* **Exercise details**:
If a line holds the word "name", copy it from the entries.

(Items from a figure collection)
——
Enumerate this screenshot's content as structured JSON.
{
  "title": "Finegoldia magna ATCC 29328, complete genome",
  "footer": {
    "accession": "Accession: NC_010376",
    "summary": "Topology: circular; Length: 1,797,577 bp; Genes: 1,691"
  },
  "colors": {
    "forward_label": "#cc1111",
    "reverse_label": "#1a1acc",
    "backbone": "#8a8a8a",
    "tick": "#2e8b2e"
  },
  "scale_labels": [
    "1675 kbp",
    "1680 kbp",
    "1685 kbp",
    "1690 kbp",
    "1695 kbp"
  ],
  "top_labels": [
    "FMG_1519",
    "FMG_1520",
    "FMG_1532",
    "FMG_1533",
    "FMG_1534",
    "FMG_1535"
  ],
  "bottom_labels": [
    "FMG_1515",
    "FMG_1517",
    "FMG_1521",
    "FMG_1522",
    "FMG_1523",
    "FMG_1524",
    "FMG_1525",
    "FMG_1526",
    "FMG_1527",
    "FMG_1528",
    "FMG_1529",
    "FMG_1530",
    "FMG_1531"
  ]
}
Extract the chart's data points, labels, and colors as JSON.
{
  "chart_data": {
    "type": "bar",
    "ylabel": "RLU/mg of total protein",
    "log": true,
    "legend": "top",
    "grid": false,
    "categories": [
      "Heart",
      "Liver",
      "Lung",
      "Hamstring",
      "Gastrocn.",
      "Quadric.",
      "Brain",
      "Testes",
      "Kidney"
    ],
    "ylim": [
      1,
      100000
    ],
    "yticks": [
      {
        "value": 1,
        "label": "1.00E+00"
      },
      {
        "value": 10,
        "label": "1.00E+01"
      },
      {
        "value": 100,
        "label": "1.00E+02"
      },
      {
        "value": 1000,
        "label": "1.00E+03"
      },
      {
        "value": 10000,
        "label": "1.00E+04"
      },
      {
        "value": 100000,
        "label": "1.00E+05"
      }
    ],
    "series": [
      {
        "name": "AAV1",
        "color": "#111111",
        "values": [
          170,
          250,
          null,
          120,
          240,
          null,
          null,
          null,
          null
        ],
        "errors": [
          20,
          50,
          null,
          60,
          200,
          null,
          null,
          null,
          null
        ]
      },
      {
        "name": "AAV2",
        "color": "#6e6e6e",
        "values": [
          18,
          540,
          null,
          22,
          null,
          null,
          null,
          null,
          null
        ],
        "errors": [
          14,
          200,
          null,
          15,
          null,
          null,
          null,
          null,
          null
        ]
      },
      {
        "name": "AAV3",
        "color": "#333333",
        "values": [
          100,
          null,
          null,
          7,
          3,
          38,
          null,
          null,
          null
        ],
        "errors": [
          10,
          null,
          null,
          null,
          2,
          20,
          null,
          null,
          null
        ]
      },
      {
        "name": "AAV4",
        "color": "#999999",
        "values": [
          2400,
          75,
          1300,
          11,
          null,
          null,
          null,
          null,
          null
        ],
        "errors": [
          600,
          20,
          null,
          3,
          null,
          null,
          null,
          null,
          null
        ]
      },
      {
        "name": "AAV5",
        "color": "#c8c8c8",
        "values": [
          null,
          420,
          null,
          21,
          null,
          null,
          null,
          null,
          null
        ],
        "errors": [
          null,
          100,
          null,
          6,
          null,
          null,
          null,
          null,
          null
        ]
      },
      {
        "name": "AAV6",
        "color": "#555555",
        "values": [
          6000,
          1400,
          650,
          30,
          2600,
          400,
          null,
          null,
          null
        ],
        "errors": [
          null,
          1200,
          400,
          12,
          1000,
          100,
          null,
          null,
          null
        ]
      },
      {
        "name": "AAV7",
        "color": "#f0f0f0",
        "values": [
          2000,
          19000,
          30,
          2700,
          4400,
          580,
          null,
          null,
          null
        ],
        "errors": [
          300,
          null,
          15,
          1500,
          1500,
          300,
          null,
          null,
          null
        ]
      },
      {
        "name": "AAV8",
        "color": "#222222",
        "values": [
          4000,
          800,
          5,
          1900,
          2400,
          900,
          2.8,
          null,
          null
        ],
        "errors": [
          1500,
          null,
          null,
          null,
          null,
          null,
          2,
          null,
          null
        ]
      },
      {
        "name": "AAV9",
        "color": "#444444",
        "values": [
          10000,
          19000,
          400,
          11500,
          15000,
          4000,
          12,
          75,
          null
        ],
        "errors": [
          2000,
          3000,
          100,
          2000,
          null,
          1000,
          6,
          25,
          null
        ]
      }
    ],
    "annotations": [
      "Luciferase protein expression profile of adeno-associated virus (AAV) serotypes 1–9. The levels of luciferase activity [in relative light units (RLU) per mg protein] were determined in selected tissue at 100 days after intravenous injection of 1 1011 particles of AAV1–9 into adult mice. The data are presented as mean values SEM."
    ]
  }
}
——
* **Exercise solution**:
        "name": "AAV1",
        "name": "AAV2",
        "name": "AAV3",
        "name": "AAV4",
        "name": "AAV5",
        "name": "AAV6",
        "name": "AAV7",
        "name": "AAV8",
        "name": "AAV9",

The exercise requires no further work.